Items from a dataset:
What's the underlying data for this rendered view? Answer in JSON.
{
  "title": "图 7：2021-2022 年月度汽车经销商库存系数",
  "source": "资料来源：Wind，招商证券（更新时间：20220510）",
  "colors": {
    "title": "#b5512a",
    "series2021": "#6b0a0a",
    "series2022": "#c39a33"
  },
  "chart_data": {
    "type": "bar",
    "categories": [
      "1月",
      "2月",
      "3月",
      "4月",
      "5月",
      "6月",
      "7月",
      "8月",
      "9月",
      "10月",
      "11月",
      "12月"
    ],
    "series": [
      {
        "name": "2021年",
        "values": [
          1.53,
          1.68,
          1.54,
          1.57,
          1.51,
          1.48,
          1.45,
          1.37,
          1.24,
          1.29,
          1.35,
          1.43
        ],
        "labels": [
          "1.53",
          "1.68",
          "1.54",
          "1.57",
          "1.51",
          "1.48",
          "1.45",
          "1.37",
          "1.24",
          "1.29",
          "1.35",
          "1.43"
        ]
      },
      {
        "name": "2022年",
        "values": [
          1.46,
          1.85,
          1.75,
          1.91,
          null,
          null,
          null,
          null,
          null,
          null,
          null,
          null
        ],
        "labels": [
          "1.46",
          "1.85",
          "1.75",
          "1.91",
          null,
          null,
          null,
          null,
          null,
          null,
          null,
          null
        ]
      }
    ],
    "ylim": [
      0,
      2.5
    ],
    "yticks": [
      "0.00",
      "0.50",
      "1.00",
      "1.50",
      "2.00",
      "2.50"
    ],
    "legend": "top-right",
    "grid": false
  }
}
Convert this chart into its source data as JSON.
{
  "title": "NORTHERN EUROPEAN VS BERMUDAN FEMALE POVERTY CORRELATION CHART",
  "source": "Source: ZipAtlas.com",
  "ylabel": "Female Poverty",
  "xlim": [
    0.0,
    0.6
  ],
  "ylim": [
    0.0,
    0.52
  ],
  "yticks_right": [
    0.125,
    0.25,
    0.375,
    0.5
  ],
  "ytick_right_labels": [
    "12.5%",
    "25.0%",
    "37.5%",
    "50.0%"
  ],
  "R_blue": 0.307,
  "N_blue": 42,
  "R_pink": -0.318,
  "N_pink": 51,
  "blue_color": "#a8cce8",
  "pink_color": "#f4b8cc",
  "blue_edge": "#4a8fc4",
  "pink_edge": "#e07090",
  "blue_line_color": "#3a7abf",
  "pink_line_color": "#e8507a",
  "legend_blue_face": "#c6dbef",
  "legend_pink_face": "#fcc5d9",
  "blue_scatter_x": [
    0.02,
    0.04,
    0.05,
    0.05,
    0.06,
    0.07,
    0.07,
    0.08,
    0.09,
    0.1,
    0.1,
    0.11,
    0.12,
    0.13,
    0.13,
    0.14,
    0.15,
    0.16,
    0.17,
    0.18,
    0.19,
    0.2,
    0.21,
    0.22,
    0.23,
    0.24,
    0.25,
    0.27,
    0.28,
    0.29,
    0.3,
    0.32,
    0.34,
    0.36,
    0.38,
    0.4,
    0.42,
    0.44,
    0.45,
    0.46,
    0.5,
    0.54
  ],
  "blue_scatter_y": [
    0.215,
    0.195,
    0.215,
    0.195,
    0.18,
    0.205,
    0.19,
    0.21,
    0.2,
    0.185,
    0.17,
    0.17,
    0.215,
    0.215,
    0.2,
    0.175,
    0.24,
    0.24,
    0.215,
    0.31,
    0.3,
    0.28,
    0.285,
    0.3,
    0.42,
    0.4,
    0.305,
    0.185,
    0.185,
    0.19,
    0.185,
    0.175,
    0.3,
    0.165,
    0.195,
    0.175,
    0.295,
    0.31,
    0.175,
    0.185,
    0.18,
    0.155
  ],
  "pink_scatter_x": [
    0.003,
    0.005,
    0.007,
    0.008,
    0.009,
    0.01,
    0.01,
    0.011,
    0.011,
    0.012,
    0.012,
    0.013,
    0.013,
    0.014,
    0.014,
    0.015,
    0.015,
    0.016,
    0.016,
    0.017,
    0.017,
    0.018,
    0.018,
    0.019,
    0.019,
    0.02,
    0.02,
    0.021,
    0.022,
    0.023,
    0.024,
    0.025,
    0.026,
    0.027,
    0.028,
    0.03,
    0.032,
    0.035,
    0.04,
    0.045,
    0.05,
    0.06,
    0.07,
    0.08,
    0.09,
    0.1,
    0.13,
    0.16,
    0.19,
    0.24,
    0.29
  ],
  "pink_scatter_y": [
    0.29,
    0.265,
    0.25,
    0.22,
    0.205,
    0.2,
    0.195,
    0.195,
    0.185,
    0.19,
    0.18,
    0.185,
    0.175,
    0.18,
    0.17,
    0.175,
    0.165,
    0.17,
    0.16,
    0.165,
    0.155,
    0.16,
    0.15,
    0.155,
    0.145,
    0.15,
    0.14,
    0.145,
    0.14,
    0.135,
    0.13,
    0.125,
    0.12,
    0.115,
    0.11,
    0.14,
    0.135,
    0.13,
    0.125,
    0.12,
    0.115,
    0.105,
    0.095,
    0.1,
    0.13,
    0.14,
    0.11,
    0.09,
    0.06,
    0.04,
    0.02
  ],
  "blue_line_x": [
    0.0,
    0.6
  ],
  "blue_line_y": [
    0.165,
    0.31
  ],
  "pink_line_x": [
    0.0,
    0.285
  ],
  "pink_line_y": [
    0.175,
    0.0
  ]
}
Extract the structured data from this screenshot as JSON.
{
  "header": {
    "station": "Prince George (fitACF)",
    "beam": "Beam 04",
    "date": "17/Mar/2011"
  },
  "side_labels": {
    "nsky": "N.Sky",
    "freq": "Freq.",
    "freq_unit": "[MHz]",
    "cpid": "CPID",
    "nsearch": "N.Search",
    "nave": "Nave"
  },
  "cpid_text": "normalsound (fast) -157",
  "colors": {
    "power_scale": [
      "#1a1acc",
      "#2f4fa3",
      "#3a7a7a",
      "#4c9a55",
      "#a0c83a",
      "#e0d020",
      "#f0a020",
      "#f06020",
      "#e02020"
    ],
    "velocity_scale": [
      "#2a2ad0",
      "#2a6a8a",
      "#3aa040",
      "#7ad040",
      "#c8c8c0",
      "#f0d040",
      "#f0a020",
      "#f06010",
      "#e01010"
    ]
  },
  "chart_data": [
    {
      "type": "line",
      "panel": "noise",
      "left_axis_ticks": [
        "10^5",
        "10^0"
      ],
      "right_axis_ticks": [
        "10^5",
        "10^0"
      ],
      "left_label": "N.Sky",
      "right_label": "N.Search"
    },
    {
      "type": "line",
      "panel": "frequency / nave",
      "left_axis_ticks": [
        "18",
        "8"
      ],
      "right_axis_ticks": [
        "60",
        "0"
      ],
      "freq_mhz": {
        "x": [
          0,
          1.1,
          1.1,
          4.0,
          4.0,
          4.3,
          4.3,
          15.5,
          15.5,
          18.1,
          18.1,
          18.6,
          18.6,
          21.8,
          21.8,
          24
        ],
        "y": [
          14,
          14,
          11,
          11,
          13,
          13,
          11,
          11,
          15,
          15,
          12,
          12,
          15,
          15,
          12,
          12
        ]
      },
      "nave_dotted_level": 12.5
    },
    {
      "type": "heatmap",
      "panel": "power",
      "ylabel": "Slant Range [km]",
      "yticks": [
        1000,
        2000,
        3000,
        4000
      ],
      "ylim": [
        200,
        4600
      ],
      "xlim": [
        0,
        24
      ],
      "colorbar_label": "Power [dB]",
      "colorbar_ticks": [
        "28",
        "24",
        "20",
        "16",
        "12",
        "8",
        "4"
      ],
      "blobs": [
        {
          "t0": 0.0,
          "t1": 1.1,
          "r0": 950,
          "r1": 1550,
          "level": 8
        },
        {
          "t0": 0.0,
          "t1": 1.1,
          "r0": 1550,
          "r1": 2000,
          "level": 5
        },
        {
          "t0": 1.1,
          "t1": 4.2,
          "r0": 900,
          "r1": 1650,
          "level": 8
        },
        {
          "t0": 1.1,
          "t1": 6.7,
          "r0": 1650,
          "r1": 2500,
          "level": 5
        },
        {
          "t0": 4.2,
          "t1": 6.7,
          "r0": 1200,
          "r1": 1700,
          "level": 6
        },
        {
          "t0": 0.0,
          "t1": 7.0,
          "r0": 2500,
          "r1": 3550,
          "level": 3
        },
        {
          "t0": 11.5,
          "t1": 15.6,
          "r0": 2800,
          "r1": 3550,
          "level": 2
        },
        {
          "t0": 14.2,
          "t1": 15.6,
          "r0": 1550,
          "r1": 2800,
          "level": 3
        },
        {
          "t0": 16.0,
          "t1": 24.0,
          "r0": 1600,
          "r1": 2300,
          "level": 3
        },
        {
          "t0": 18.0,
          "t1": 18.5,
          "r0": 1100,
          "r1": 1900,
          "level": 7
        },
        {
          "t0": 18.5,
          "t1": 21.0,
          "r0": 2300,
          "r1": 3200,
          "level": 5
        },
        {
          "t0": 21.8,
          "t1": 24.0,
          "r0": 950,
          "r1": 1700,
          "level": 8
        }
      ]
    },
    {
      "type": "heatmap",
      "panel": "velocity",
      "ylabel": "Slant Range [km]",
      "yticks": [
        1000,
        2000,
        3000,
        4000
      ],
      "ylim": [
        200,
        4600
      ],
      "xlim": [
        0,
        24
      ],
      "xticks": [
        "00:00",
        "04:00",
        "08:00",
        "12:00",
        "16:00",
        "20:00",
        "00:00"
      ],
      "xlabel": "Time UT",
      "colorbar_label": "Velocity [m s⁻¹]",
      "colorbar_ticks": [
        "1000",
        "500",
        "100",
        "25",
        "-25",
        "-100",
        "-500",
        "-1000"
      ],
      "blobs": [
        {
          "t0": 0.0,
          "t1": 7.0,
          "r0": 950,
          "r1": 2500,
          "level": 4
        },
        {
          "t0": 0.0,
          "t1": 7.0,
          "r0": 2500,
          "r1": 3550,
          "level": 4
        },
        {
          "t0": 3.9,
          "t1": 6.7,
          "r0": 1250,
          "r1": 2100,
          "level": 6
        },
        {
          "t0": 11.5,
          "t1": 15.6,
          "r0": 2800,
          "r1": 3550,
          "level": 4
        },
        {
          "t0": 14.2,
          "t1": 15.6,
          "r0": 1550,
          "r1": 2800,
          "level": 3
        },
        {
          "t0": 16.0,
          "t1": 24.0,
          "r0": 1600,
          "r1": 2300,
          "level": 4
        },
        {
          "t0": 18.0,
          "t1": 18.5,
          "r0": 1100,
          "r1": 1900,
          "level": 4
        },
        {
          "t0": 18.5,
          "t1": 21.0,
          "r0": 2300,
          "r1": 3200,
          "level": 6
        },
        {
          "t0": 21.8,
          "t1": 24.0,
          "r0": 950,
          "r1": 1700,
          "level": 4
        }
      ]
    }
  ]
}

Exercise instructions —
Select all lines with the word "title" from the entries above.

Solution —
  "title": "图 7：2021-2022 年月度汽车经销商库存系数",
    "title": "#b5512a",
  "title": "NORTHERN EUROPEAN VS BERMUDAN FEMALE POVERTY CORRELATION CHART",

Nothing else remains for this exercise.